Below are records; work out how many of their lines hold the string "Output" and give that number alone.

## START Raw records

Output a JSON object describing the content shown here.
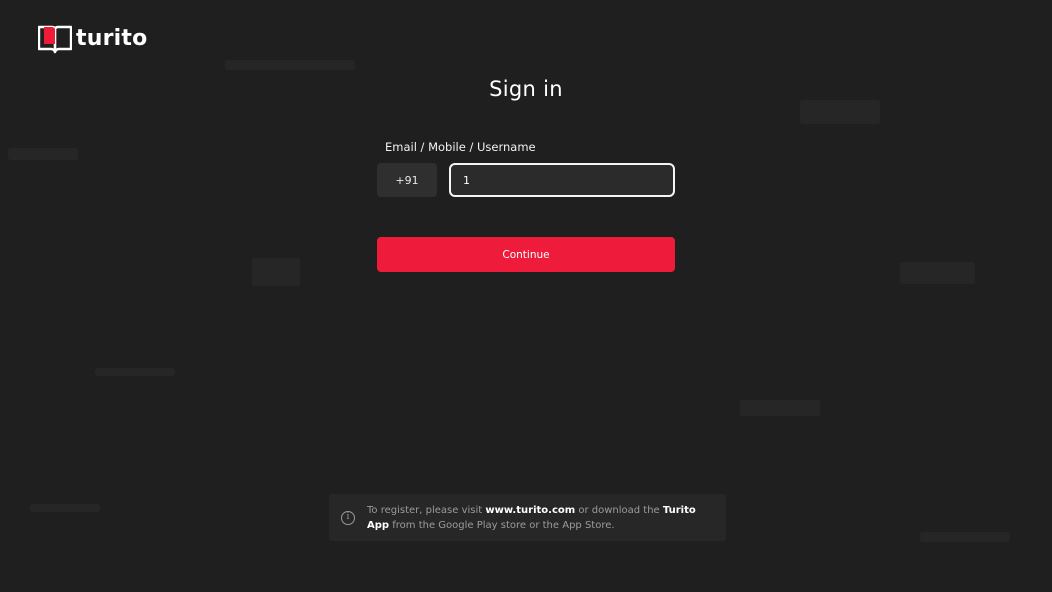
{
  "brand": {
    "name": "turito",
    "accent_color": "#ee1b3b"
  },
  "title": "Sign in",
  "form": {
    "field_label": "Email / Mobile / Username",
    "country_code": "+91",
    "input_value": "1",
    "continue_label": "Continue"
  },
  "info": {
    "icon": "info-icon",
    "text_1": "To register, please visit ",
    "link_site": "www.turito.com",
    "text_2": " or download the ",
    "app_name_1": "Turito",
    "app_name_2": "App",
    "text_3": " from the Google Play store or the App Store."
  }
}
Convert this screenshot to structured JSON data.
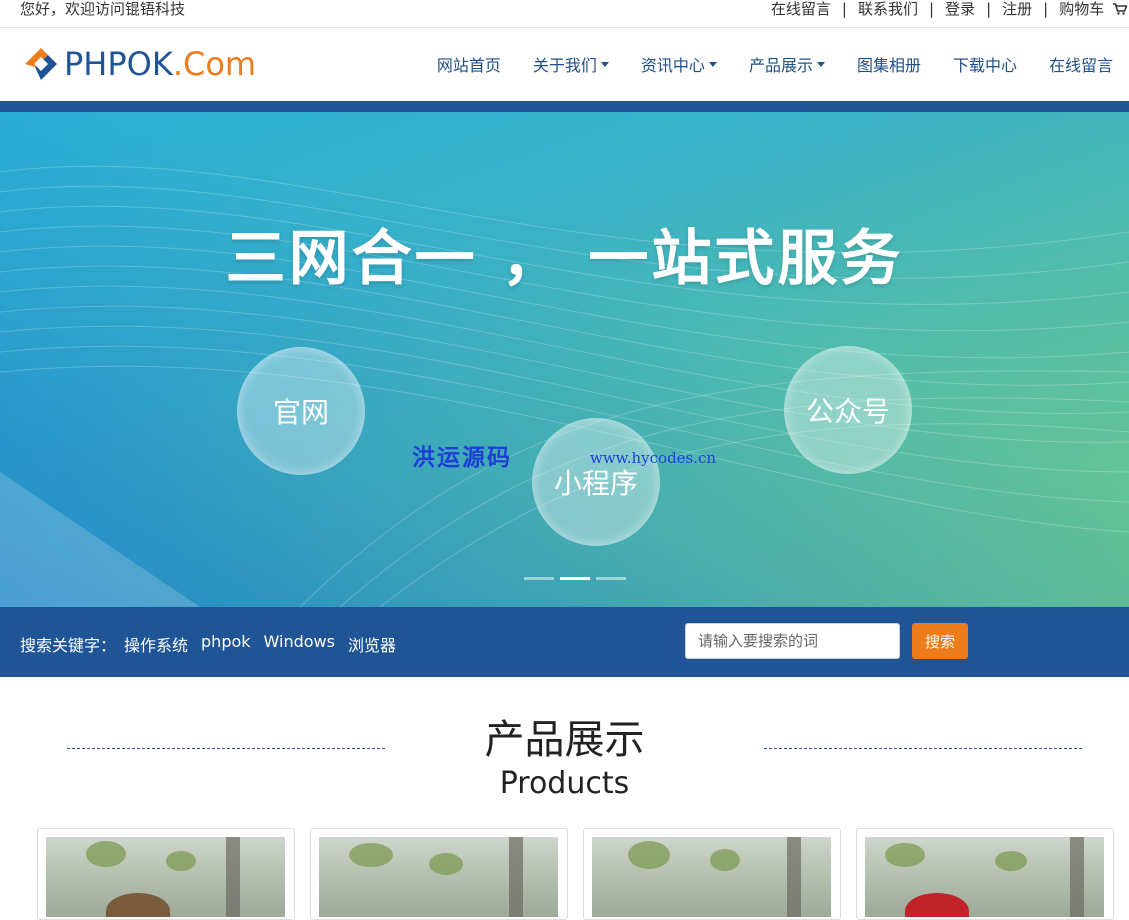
{
  "topbar": {
    "welcome": "您好，欢迎访问锟铻科技",
    "links": [
      "在线留言",
      "联系我们",
      "登录",
      "注册",
      "购物车"
    ],
    "separator": "|"
  },
  "logo": {
    "part1": "PHPOK",
    "part2": ".Com"
  },
  "nav": {
    "items": [
      {
        "label": "网站首页",
        "dropdown": false
      },
      {
        "label": "关于我们",
        "dropdown": true
      },
      {
        "label": "资讯中心",
        "dropdown": true
      },
      {
        "label": "产品展示",
        "dropdown": true
      },
      {
        "label": "图集相册",
        "dropdown": false
      },
      {
        "label": "下载中心",
        "dropdown": false
      },
      {
        "label": "在线留言",
        "dropdown": false
      }
    ]
  },
  "banner": {
    "headline": "三网合一 ， 一站式服务",
    "bubbles": [
      "官网",
      "小程序",
      "公众号"
    ],
    "slides": 3,
    "active_slide": 2,
    "watermark_cn": "洪运源码",
    "watermark_en": "www.hycodes.cn"
  },
  "search": {
    "label": "搜索关键字：",
    "keywords": [
      "操作系统",
      "phpok",
      "Windows",
      "浏览器"
    ],
    "placeholder": "请输入要搜索的词",
    "button": "搜索"
  },
  "section": {
    "title": "产品展示",
    "subtitle": "Products"
  },
  "colors": {
    "brand_blue": "#1f5596",
    "accent_orange": "#ec7c1c"
  }
}
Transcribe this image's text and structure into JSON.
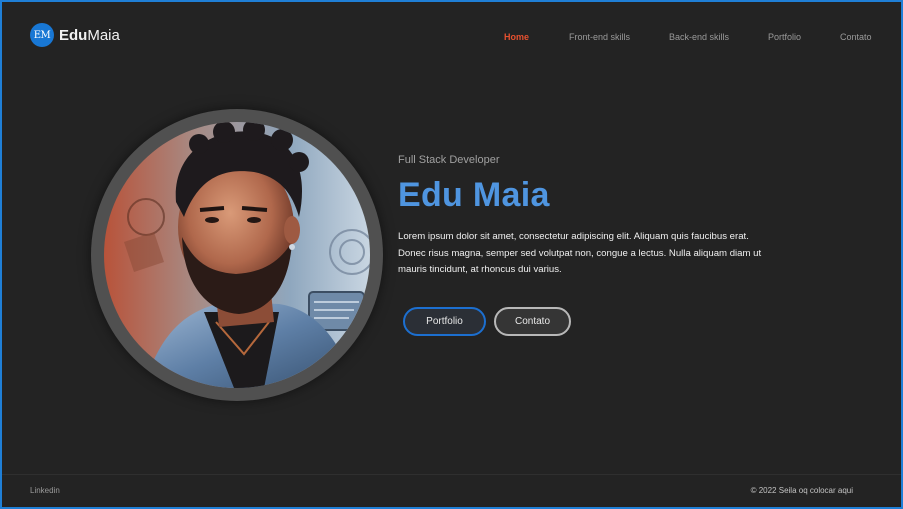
{
  "brand": {
    "badge": "EM",
    "name_bold": "Edu",
    "name_regular": "Maia",
    "accent_color": "#1877d4"
  },
  "nav": {
    "items": [
      {
        "label": "Home",
        "active": true
      },
      {
        "label": "Front-end skills",
        "active": false
      },
      {
        "label": "Back-end skills",
        "active": false
      },
      {
        "label": "Portfolio",
        "active": false
      },
      {
        "label": "Contato",
        "active": false
      }
    ],
    "active_color": "#e5502f"
  },
  "hero": {
    "subtitle": "Full Stack Developer",
    "title": "Edu Maia",
    "title_color": "#4f95e0",
    "description": "Lorem ipsum dolor sit amet, consectetur adipiscing elit. Aliquam quis faucibus erat. Donec risus magna, semper sed volutpat non, congue a lectus. Nulla aliquam diam ut mauris tincidunt, at rhoncus dui varius.",
    "buttons": {
      "portfolio": "Portfolio",
      "contato": "Contato"
    }
  },
  "footer": {
    "left_link": "Linkedin",
    "copyright": "© 2022 Seila oq colocar aqui"
  }
}
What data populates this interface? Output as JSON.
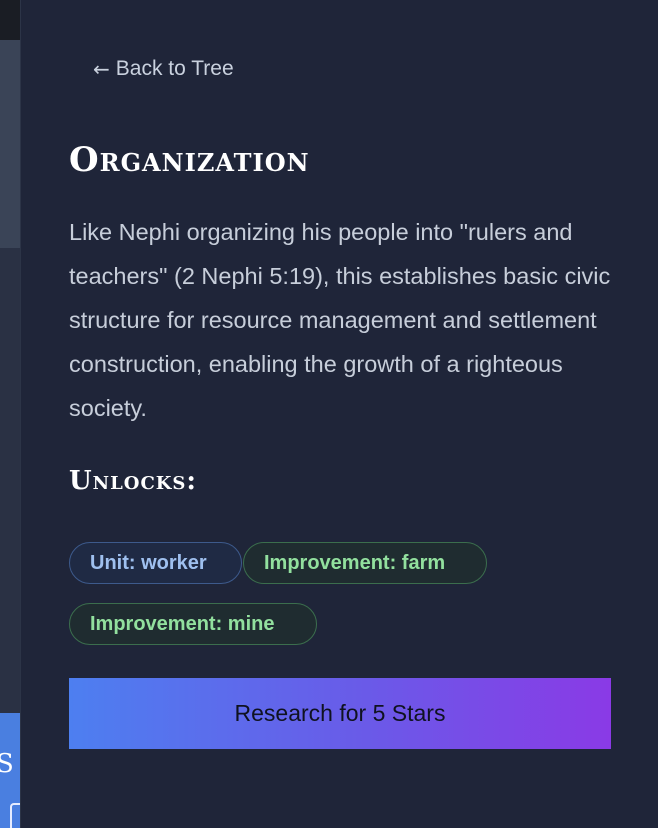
{
  "background_peek": {
    "letter": "S"
  },
  "nav": {
    "back_arrow": "←",
    "back_label": "Back to Tree"
  },
  "tech": {
    "title": "Organization",
    "description": "Like Nephi organizing his people into \"rulers and teachers\" (2 Nephi 5:19), this establishes basic civic structure for resource management and settlement construction, enabling the growth of a righteous society."
  },
  "unlocks": {
    "heading": "Unlocks:",
    "tags": [
      {
        "label": "Unit: worker",
        "kind": "unit",
        "color": "#9fc0ef"
      },
      {
        "label": "Improvement: farm",
        "kind": "improvement",
        "color": "#92e09e"
      },
      {
        "label": "Improvement: mine",
        "kind": "improvement",
        "color": "#92e09e"
      }
    ]
  },
  "action": {
    "research_label": "Research for 5 Stars"
  },
  "colors": {
    "panel_bg": "#1f2539",
    "gradient_start": "#4d7ff0",
    "gradient_end": "#8a3ae6"
  }
}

## END Raw records

## Task result
2